Report how many lines of the following entries include the string "icon"; respond with the number alone.
+ + + +
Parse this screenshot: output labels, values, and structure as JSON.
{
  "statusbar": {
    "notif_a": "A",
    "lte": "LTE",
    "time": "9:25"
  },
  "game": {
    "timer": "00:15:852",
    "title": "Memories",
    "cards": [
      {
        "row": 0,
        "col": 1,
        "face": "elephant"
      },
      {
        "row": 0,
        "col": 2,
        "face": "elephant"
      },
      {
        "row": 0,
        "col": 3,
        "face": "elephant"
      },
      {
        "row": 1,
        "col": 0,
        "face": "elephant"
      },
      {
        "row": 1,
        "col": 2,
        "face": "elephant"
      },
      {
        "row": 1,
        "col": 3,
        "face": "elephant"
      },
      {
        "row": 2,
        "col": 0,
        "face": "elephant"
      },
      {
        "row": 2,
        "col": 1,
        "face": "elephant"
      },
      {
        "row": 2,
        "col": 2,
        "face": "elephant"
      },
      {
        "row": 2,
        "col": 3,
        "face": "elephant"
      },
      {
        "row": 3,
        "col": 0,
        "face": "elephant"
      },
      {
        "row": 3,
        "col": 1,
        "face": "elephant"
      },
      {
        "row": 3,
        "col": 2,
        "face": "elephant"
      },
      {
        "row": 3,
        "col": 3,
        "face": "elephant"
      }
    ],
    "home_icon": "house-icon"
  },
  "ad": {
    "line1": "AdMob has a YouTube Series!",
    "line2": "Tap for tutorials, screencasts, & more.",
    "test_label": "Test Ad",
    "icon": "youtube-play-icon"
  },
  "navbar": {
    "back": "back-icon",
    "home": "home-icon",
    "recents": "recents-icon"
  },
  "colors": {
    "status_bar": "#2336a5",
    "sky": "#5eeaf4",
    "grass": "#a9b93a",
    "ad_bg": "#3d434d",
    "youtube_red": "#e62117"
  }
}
+ + + +
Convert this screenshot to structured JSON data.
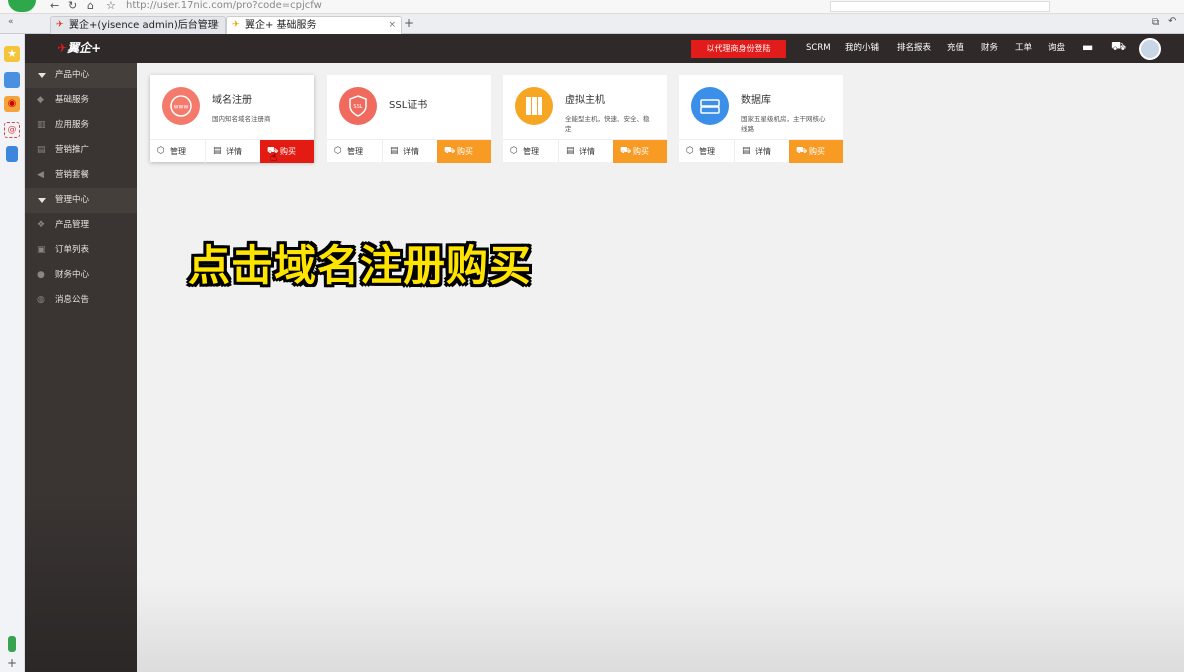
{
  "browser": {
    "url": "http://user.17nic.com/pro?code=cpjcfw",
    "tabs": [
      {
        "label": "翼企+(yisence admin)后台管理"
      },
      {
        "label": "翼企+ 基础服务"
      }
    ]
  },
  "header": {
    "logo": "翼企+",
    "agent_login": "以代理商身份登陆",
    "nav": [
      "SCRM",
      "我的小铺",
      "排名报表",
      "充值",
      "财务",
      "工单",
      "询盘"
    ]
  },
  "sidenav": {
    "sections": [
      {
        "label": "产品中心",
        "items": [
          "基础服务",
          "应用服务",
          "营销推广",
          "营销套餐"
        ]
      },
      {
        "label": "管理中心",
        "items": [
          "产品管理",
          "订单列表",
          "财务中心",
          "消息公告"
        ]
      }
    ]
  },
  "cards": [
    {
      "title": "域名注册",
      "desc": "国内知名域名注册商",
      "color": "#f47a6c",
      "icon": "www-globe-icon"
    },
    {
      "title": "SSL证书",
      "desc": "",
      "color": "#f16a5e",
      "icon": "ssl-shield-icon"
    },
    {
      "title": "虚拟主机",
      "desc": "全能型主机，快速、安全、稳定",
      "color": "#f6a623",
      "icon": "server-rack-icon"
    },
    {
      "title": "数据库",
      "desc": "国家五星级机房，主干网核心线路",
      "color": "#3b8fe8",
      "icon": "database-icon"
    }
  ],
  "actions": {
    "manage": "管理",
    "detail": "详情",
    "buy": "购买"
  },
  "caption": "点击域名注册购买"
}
+ + + +
*TASK RESPONSE:* 9